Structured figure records
========================================

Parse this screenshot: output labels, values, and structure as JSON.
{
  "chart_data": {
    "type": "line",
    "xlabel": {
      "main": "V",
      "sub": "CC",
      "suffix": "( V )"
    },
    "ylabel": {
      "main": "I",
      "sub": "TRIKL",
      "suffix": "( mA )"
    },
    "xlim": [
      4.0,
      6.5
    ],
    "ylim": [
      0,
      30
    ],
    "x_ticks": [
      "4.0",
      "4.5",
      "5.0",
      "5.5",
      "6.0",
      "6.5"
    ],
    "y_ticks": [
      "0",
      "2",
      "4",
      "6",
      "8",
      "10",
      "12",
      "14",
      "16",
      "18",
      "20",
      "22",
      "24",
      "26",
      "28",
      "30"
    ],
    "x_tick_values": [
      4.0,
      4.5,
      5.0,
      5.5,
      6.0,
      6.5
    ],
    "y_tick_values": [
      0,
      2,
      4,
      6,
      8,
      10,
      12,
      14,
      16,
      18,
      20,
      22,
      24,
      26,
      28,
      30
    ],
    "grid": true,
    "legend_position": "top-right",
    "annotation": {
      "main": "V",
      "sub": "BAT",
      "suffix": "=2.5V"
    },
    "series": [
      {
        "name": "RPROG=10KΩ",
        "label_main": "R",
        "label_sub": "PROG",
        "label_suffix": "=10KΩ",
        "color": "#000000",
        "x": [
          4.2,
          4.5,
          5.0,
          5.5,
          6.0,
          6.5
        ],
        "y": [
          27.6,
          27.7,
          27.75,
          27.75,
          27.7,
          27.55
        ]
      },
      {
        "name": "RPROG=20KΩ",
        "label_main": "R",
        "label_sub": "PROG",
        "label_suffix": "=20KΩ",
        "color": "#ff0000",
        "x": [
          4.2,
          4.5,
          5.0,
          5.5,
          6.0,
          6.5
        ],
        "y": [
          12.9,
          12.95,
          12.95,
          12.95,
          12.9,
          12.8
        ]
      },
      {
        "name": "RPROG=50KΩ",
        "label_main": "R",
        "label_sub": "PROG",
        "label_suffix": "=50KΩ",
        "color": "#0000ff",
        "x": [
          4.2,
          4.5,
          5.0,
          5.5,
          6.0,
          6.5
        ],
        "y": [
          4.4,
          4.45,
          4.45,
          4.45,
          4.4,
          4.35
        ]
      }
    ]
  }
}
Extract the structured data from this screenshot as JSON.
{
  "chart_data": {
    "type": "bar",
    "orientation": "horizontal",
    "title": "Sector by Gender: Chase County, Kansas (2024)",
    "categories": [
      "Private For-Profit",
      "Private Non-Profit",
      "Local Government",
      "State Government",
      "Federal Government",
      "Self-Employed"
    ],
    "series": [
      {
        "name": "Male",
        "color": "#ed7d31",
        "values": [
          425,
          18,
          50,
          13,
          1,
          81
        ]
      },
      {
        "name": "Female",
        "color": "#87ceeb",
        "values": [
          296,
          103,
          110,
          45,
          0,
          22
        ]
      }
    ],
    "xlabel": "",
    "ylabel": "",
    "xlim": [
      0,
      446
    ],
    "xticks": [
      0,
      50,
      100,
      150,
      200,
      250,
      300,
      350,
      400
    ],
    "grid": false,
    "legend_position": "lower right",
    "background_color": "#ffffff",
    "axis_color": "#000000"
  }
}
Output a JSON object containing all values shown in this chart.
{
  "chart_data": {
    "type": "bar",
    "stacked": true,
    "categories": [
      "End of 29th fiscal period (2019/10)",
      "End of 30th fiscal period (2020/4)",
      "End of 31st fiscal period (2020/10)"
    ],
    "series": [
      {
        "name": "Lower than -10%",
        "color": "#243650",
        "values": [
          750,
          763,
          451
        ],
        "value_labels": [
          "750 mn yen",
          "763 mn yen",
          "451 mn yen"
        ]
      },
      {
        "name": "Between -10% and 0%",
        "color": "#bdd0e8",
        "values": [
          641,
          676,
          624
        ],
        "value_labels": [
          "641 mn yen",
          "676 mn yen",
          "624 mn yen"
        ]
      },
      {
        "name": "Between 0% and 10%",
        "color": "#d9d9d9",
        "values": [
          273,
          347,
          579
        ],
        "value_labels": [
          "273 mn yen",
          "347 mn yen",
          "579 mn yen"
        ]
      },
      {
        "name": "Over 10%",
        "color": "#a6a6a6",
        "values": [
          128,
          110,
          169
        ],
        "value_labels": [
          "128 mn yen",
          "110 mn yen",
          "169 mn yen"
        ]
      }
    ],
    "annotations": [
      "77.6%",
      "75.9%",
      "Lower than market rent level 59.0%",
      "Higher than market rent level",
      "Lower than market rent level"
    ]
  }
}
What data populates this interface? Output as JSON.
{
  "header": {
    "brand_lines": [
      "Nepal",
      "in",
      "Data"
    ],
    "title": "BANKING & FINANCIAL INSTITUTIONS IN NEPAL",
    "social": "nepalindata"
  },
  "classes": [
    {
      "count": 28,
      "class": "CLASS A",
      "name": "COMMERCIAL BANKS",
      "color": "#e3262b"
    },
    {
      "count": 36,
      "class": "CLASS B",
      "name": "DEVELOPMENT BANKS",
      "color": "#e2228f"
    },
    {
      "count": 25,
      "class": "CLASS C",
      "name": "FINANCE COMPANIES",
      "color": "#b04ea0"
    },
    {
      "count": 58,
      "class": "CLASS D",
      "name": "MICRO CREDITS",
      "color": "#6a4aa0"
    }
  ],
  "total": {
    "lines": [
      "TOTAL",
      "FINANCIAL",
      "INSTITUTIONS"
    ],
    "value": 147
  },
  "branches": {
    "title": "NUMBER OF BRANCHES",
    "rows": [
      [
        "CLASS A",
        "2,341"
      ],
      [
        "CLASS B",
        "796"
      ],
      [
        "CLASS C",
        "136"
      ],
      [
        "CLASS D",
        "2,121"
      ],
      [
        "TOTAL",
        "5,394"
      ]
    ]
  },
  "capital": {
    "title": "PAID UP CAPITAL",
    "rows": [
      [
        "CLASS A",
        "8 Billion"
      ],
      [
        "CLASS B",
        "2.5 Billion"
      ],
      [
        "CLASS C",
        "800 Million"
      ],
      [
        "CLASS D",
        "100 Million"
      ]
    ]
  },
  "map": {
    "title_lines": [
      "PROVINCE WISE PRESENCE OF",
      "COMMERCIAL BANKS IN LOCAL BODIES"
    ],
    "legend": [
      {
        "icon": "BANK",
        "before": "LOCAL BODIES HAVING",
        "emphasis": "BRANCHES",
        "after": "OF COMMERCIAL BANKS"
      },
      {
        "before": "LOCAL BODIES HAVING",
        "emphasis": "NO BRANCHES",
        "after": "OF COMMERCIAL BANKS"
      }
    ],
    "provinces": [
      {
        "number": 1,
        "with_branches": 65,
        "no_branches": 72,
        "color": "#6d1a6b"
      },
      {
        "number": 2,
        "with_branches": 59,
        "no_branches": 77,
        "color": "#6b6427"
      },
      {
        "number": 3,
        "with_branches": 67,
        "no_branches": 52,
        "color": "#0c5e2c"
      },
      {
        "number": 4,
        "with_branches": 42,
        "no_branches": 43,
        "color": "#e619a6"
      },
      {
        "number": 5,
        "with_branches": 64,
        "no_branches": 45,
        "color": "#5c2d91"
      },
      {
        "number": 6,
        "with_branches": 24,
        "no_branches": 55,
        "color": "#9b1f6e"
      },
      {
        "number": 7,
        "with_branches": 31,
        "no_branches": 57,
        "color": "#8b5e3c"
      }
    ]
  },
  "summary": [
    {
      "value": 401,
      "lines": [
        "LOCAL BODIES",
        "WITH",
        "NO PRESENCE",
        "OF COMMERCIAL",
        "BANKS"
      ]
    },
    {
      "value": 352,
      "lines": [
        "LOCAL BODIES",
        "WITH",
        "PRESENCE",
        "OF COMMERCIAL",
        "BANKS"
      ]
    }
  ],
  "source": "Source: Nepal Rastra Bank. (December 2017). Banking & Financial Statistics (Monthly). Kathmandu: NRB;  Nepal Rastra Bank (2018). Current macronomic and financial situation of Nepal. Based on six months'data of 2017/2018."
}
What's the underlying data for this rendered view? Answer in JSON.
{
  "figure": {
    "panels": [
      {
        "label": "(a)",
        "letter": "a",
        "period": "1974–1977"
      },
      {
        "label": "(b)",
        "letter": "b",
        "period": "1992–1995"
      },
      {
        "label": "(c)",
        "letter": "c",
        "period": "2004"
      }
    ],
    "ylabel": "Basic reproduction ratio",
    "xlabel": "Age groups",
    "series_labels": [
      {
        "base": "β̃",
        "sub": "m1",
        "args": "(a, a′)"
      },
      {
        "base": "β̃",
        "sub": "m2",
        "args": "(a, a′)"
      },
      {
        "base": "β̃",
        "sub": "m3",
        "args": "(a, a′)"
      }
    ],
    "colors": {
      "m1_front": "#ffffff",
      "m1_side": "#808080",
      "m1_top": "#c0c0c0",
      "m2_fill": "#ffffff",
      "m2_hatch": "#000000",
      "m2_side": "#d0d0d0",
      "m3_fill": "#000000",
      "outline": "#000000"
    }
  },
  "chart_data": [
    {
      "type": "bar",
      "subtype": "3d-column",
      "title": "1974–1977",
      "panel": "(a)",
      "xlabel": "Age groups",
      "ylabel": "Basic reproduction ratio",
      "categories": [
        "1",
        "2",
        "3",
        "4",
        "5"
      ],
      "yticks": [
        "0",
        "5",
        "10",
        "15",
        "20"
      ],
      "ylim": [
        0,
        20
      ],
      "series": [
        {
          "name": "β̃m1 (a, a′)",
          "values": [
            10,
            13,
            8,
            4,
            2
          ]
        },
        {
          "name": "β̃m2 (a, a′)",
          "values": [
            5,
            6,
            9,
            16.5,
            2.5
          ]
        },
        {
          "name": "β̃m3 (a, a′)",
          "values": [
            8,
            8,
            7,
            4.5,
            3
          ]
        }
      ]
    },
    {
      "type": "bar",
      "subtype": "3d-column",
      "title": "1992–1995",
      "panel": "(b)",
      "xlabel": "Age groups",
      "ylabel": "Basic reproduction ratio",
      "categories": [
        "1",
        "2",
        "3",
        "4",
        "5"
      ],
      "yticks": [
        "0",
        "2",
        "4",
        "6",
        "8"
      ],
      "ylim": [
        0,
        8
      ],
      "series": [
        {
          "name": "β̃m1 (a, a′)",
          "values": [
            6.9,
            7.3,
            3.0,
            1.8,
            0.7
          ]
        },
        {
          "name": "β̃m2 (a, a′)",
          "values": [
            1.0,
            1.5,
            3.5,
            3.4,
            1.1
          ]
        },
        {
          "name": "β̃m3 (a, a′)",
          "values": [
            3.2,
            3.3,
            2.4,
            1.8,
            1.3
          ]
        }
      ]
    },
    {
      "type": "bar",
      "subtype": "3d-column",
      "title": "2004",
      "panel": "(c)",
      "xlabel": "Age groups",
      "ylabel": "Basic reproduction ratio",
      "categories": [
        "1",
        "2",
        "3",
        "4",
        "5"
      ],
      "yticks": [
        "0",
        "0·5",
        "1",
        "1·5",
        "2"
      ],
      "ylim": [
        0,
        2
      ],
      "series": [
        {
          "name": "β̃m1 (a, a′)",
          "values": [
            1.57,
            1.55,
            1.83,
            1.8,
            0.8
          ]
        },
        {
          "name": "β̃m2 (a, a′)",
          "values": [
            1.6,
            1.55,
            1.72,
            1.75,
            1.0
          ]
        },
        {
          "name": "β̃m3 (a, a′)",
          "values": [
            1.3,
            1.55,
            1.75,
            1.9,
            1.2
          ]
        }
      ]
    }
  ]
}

========================================

WRITTEN PROBLEM → Identify the lines above that contain the word "right", then copy them.

ANSWER TO THIS EXERCISE →
    "legend_position": "top-right",
    "legend_position": "lower right",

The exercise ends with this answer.